-- START DATA FOR THIS EXERCISE --

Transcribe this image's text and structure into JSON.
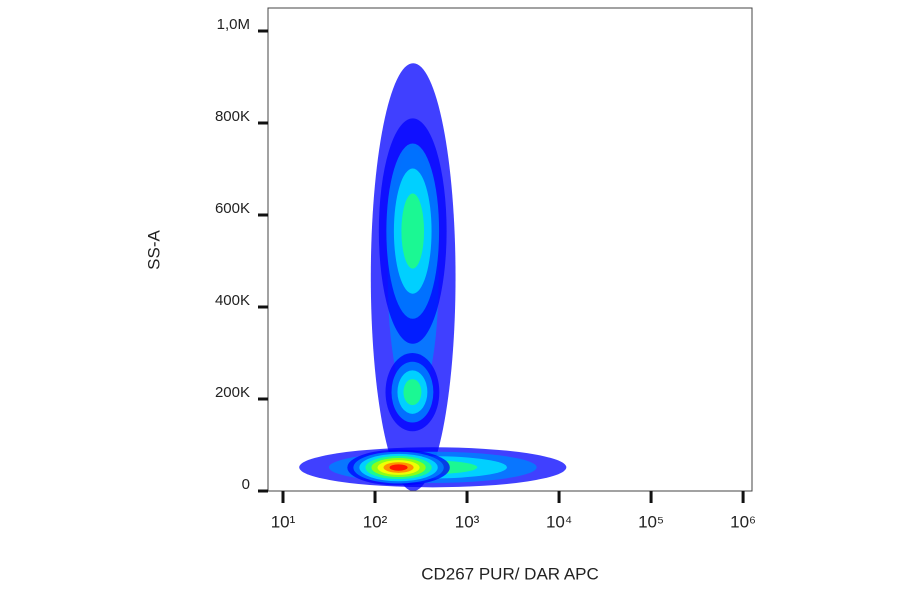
{
  "chart_data": {
    "type": "density",
    "x_label": "CD267 PUR/ DAR APC",
    "y_label": "SS-A",
    "xscale": "log",
    "xlim": [
      6.87,
      1250000
    ],
    "ylim": [
      0,
      1050000
    ],
    "xticks": [
      {
        "value": 10,
        "label": "10¹"
      },
      {
        "value": 100,
        "label": "10²"
      },
      {
        "value": 1000,
        "label": "10³"
      },
      {
        "value": 10000,
        "label": "10⁴"
      },
      {
        "value": 100000,
        "label": "10⁵"
      },
      {
        "value": 1000000,
        "label": "10⁶"
      }
    ],
    "yticks": [
      0,
      {
        "value": 200000,
        "label": "200K"
      },
      {
        "value": 400000,
        "label": "400K"
      },
      {
        "value": 600000,
        "label": "600K"
      },
      {
        "value": 800000,
        "label": "800K"
      },
      {
        "value": 1000000,
        "label": "1,0M"
      }
    ],
    "colormap": [
      "#0000ff",
      "#0080ff",
      "#00e0ff",
      "#20ff80",
      "#a0ff00",
      "#ffff00",
      "#ff8000",
      "#ff0000"
    ],
    "populations": [
      {
        "x_range": [
          90,
          750
        ],
        "y_range": [
          0,
          930000
        ],
        "peak": 0.15
      },
      {
        "x_range": [
          15,
          12000
        ],
        "y_range": [
          8000,
          95000
        ],
        "peak": 0.4
      },
      {
        "x_range": [
          110,
          600
        ],
        "y_range": [
          320000,
          810000
        ],
        "peak": 0.45
      },
      {
        "x_range": [
          130,
          500
        ],
        "y_range": [
          130000,
          300000
        ],
        "peak": 0.4
      },
      {
        "x_range": [
          50,
          650
        ],
        "y_range": [
          12000,
          90000
        ],
        "peak": 1.0
      }
    ]
  }
}
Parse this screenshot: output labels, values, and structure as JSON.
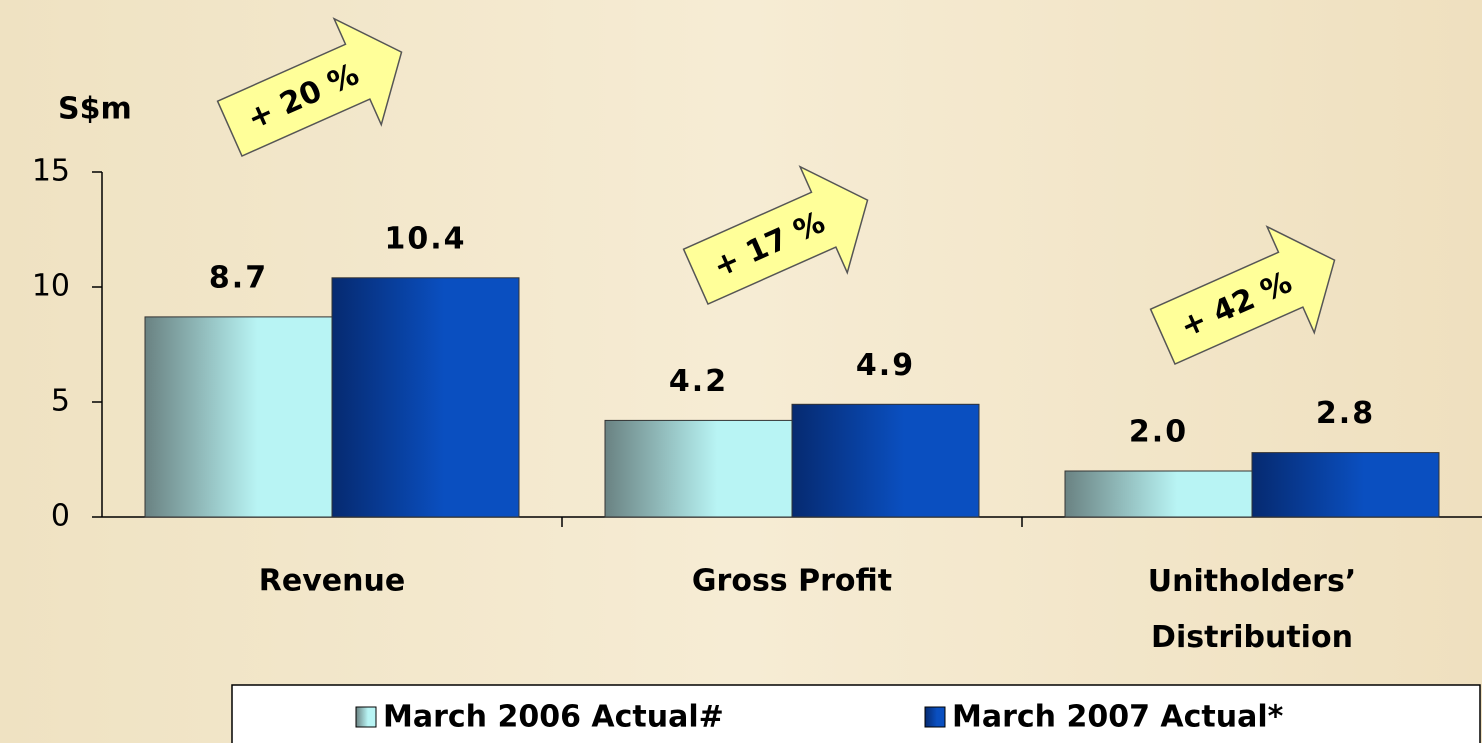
{
  "chart_data": {
    "type": "bar",
    "y_label": "S$m",
    "categories": [
      "Revenue",
      "Gross Profit",
      "Unitholders’ Distribution"
    ],
    "series": [
      {
        "name": "March 2006 Actual#",
        "color": "#b8f4f4",
        "values": [
          8.7,
          4.2,
          2.0
        ],
        "value_labels": [
          "8.7",
          "4.2",
          "2.0"
        ]
      },
      {
        "name": "March 2007 Actual*",
        "color": "#0a4fc0",
        "values": [
          10.4,
          4.9,
          2.8
        ],
        "value_labels": [
          "10.4",
          "4.9",
          "2.8"
        ]
      }
    ],
    "annotations": [
      "+ 20 %",
      "+ 17 %",
      "+ 42 %"
    ],
    "ylim": [
      0,
      15
    ],
    "yticks": [
      0,
      5,
      10,
      15
    ],
    "legend": "bottom"
  }
}
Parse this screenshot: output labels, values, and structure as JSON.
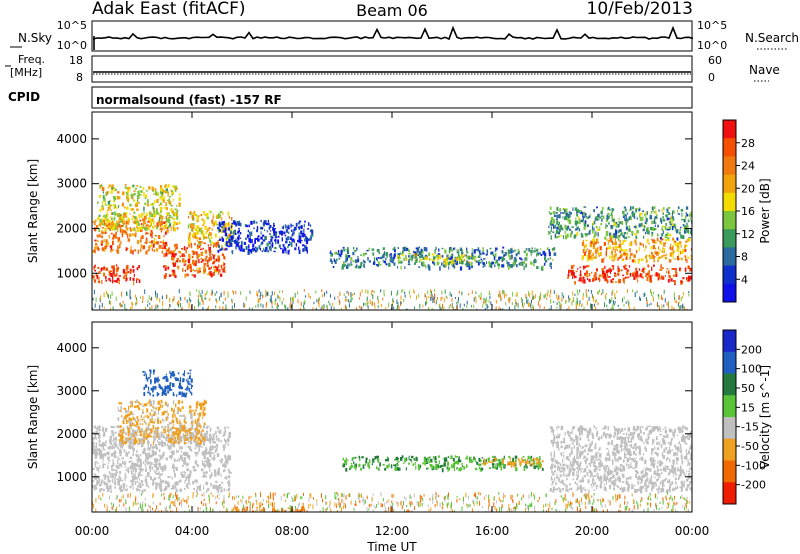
{
  "header": {
    "site": "Adak East (fitACF)",
    "beam": "Beam 06",
    "date": "10/Feb/2013"
  },
  "top_panels": {
    "nsky_label": "N.Sky",
    "nsearch_label": "N.Search",
    "nsky_ticks": [
      "10^5",
      "10^0"
    ],
    "nsearch_ticks": [
      "10^5",
      "10^0"
    ],
    "freq_label_line1": "Freq.",
    "freq_label_line2": "[MHz]",
    "freq_ticks": [
      "18",
      "8"
    ],
    "nave_label": "Nave",
    "nave_ticks": [
      "60",
      "0"
    ],
    "cpid_label": "CPID",
    "cpid_text": "normalsound (fast) -157 RF"
  },
  "x_axis": {
    "label": "Time UT",
    "ticks": [
      "00:00",
      "04:00",
      "08:00",
      "12:00",
      "16:00",
      "20:00",
      "00:00"
    ]
  },
  "chart_data": [
    {
      "type": "heatmap",
      "title": "Power",
      "ylabel": "Slant Range [km]",
      "xlabel": "",
      "x_range_hours": [
        0,
        24
      ],
      "ylim": [
        180,
        4600
      ],
      "y_ticks": [
        1000,
        2000,
        3000,
        4000
      ],
      "colorbar": {
        "label": "Power [dB]",
        "tick_labels": [
          "28",
          "24",
          "20",
          "16",
          "12",
          "8",
          "4"
        ],
        "colors": [
          "#f01010",
          "#f55000",
          "#f07a10",
          "#f2a20a",
          "#f2dc00",
          "#7cc63e",
          "#3a9a5c",
          "#2a6a9e",
          "#1030cc",
          "#1010e8"
        ]
      },
      "regions": [
        {
          "t": [
            0.0,
            1.9
          ],
          "r": [
            820,
            1200
          ],
          "level": 28
        },
        {
          "t": [
            0.0,
            3.0
          ],
          "r": [
            1500,
            2200
          ],
          "level": 24
        },
        {
          "t": [
            0.2,
            3.5
          ],
          "r": [
            2000,
            3000
          ],
          "level": 18
        },
        {
          "t": [
            2.8,
            5.3
          ],
          "r": [
            950,
            1700
          ],
          "level": 26
        },
        {
          "t": [
            3.8,
            5.6
          ],
          "r": [
            1700,
            2400
          ],
          "level": 20
        },
        {
          "t": [
            5.0,
            8.8
          ],
          "r": [
            1500,
            2200
          ],
          "level": 6
        },
        {
          "t": [
            9.5,
            18.5
          ],
          "r": [
            1150,
            1600
          ],
          "level": 10
        },
        {
          "t": [
            12.2,
            15.5
          ],
          "r": [
            1250,
            1450
          ],
          "level": 16
        },
        {
          "t": [
            18.2,
            24.0
          ],
          "r": [
            1800,
            2500
          ],
          "level": 12
        },
        {
          "t": [
            19.0,
            24.0
          ],
          "r": [
            820,
            1200
          ],
          "level": 28
        },
        {
          "t": [
            19.5,
            24.0
          ],
          "r": [
            1300,
            1800
          ],
          "level": 22
        }
      ]
    },
    {
      "type": "heatmap",
      "title": "Velocity",
      "ylabel": "Slant Range [km]",
      "xlabel": "Time UT",
      "x_range_hours": [
        0,
        24
      ],
      "ylim": [
        180,
        4600
      ],
      "y_ticks": [
        1000,
        2000,
        3000,
        4000
      ],
      "colorbar": {
        "label": "Velocity [m s^-1]",
        "tick_labels": [
          "200",
          "100",
          "50",
          "15",
          "-15",
          "-50",
          "-100",
          "-200"
        ],
        "colors": [
          "#1a28c8",
          "#1f5fbf",
          "#237a3c",
          "#58c436",
          "#bfbfbf",
          "#f0a020",
          "#f06a00",
          "#ee1c00"
        ]
      },
      "regions": [
        {
          "t": [
            0.0,
            5.5
          ],
          "r": [
            700,
            2200
          ],
          "level": 0
        },
        {
          "t": [
            1.0,
            4.5
          ],
          "r": [
            1800,
            2800
          ],
          "level": -20
        },
        {
          "t": [
            2.0,
            4.0
          ],
          "r": [
            2900,
            3500
          ],
          "level": 120
        },
        {
          "t": [
            10.0,
            18.0
          ],
          "r": [
            1200,
            1500
          ],
          "level": 30
        },
        {
          "t": [
            15.5,
            18.0
          ],
          "r": [
            1300,
            1450
          ],
          "level": -40
        },
        {
          "t": [
            18.3,
            24.0
          ],
          "r": [
            700,
            2200
          ],
          "level": 0
        },
        {
          "t": [
            5.5,
            8.5
          ],
          "r": [
            200,
            320
          ],
          "level": -60
        }
      ]
    }
  ]
}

-- END DATA FOR THIS EXERCISE --

• _YOUR GOAL_
Extract every line of the data exactly; pictures stay out.

• _ANSWER IN FULL_
Transcribe this image's text and structure into JSON.
{
  "chart_data": {
    "type": "density",
    "x_label": "CD267 PUR/ DAR APC",
    "y_label": "SS-A",
    "xscale": "log",
    "xlim": [
      6.87,
      1250000
    ],
    "ylim": [
      0,
      1050000
    ],
    "xticks": [
      {
        "value": 10,
        "label": "10¹"
      },
      {
        "value": 100,
        "label": "10²"
      },
      {
        "value": 1000,
        "label": "10³"
      },
      {
        "value": 10000,
        "label": "10⁴"
      },
      {
        "value": 100000,
        "label": "10⁵"
      },
      {
        "value": 1000000,
        "label": "10⁶"
      }
    ],
    "yticks": [
      0,
      {
        "value": 200000,
        "label": "200K"
      },
      {
        "value": 400000,
        "label": "400K"
      },
      {
        "value": 600000,
        "label": "600K"
      },
      {
        "value": 800000,
        "label": "800K"
      },
      {
        "value": 1000000,
        "label": "1,0M"
      }
    ],
    "colormap": [
      "#0000ff",
      "#0080ff",
      "#00e0ff",
      "#20ff80",
      "#a0ff00",
      "#ffff00",
      "#ff8000",
      "#ff0000"
    ],
    "populations": [
      {
        "x_range": [
          90,
          750
        ],
        "y_range": [
          0,
          930000
        ],
        "peak": 0.15
      },
      {
        "x_range": [
          15,
          12000
        ],
        "y_range": [
          8000,
          95000
        ],
        "peak": 0.4
      },
      {
        "x_range": [
          110,
          600
        ],
        "y_range": [
          320000,
          810000
        ],
        "peak": 0.45
      },
      {
        "x_range": [
          130,
          500
        ],
        "y_range": [
          130000,
          300000
        ],
        "peak": 0.4
      },
      {
        "x_range": [
          50,
          650
        ],
        "y_range": [
          12000,
          90000
        ],
        "peak": 1.0
      }
    ]
  }
}
Parse this screenshot: output labels, values, and structure as JSON.
{
  "chart_data": {
    "type": "bar",
    "y_label": "S$m",
    "categories": [
      "Revenue",
      "Gross Profit",
      "Unitholders’ Distribution"
    ],
    "series": [
      {
        "name": "March 2006 Actual#",
        "color": "#b8f4f4",
        "values": [
          8.7,
          4.2,
          2.0
        ],
        "value_labels": [
          "8.7",
          "4.2",
          "2.0"
        ]
      },
      {
        "name": "March 2007 Actual*",
        "color": "#0a4fc0",
        "values": [
          10.4,
          4.9,
          2.8
        ],
        "value_labels": [
          "10.4",
          "4.9",
          "2.8"
        ]
      }
    ],
    "annotations": [
      "+ 20 %",
      "+ 17 %",
      "+ 42 %"
    ],
    "ylim": [
      0,
      15
    ],
    "yticks": [
      0,
      5,
      10,
      15
    ],
    "legend": "bottom"
  }
}
Parse this screenshot: output labels, values, and structure as JSON.
{
  "header": {
    "site": "Adak East (fitACF)",
    "beam": "Beam 06",
    "date": "10/Feb/2013"
  },
  "top_panels": {
    "nsky_label": "N.Sky",
    "nsearch_label": "N.Search",
    "nsky_ticks": [
      "10^5",
      "10^0"
    ],
    "nsearch_ticks": [
      "10^5",
      "10^0"
    ],
    "freq_label_line1": "Freq.",
    "freq_label_line2": "[MHz]",
    "freq_ticks": [
      "18",
      "8"
    ],
    "nave_label": "Nave",
    "nave_ticks": [
      "60",
      "0"
    ],
    "cpid_label": "CPID",
    "cpid_text": "normalsound (fast) -157 RF"
  },
  "x_axis": {
    "label": "Time UT",
    "ticks": [
      "00:00",
      "04:00",
      "08:00",
      "12:00",
      "16:00",
      "20:00",
      "00:00"
    ]
  },
  "chart_data": [
    {
      "type": "heatmap",
      "title": "Power",
      "ylabel": "Slant Range [km]",
      "xlabel": "",
      "x_range_hours": [
        0,
        24
      ],
      "ylim": [
        180,
        4600
      ],
      "y_ticks": [
        1000,
        2000,
        3000,
        4000
      ],
      "colorbar": {
        "label": "Power [dB]",
        "tick_labels": [
          "28",
          "24",
          "20",
          "16",
          "12",
          "8",
          "4"
        ],
        "colors": [
          "#f01010",
          "#f55000",
          "#f07a10",
          "#f2a20a",
          "#f2dc00",
          "#7cc63e",
          "#3a9a5c",
          "#2a6a9e",
          "#1030cc",
          "#1010e8"
        ]
      },
      "regions": [
        {
          "t": [
            0.0,
            1.9
          ],
          "r": [
            820,
            1200
          ],
          "level": 28
        },
        {
          "t": [
            0.0,
            3.0
          ],
          "r": [
            1500,
            2200
          ],
          "level": 24
        },
        {
          "t": [
            0.2,
            3.5
          ],
          "r": [
            2000,
            3000
          ],
          "level": 18
        },
        {
          "t": [
            2.8,
            5.3
          ],
          "r": [
            950,
            1700
          ],
          "level": 26
        },
        {
          "t": [
            3.8,
            5.6
          ],
          "r": [
            1700,
            2400
          ],
          "level": 20
        },
        {
          "t": [
            5.0,
            8.8
          ],
          "r": [
            1500,
            2200
          ],
          "level": 6
        },
        {
          "t": [
            9.5,
            18.5
          ],
          "r": [
            1150,
            1600
          ],
          "level": 10
        },
        {
          "t": [
            12.2,
            15.5
          ],
          "r": [
            1250,
            1450
          ],
          "level": 16
        },
        {
          "t": [
            18.2,
            24.0
          ],
          "r": [
            1800,
            2500
          ],
          "level": 12
        },
        {
          "t": [
            19.0,
            24.0
          ],
          "r": [
            820,
            1200
          ],
          "level": 28
        },
        {
          "t": [
            19.5,
            24.0
          ],
          "r": [
            1300,
            1800
          ],
          "level": 22
        }
      ]
    },
    {
      "type": "heatmap",
      "title": "Velocity",
      "ylabel": "Slant Range [km]",
      "xlabel": "Time UT",
      "x_range_hours": [
        0,
        24
      ],
      "ylim": [
        180,
        4600
      ],
      "y_ticks": [
        1000,
        2000,
        3000,
        4000
      ],
      "colorbar": {
        "label": "Velocity [m s^-1]",
        "tick_labels": [
          "200",
          "100",
          "50",
          "15",
          "-15",
          "-50",
          "-100",
          "-200"
        ],
        "colors": [
          "#1a28c8",
          "#1f5fbf",
          "#237a3c",
          "#58c436",
          "#bfbfbf",
          "#f0a020",
          "#f06a00",
          "#ee1c00"
        ]
      },
      "regions": [
        {
          "t": [
            0.0,
            5.5
          ],
          "r": [
            700,
            2200
          ],
          "level": 0
        },
        {
          "t": [
            1.0,
            4.5
          ],
          "r": [
            1800,
            2800
          ],
          "level": -20
        },
        {
          "t": [
            2.0,
            4.0
          ],
          "r": [
            2900,
            3500
          ],
          "level": 120
        },
        {
          "t": [
            10.0,
            18.0
          ],
          "r": [
            1200,
            1500
          ],
          "level": 30
        },
        {
          "t": [
            15.5,
            18.0
          ],
          "r": [
            1300,
            1450
          ],
          "level": -40
        },
        {
          "t": [
            18.3,
            24.0
          ],
          "r": [
            700,
            2200
          ],
          "level": 0
        },
        {
          "t": [
            5.5,
            8.5
          ],
          "r": [
            200,
            320
          ],
          "level": -60
        }
      ]
    }
  ]
}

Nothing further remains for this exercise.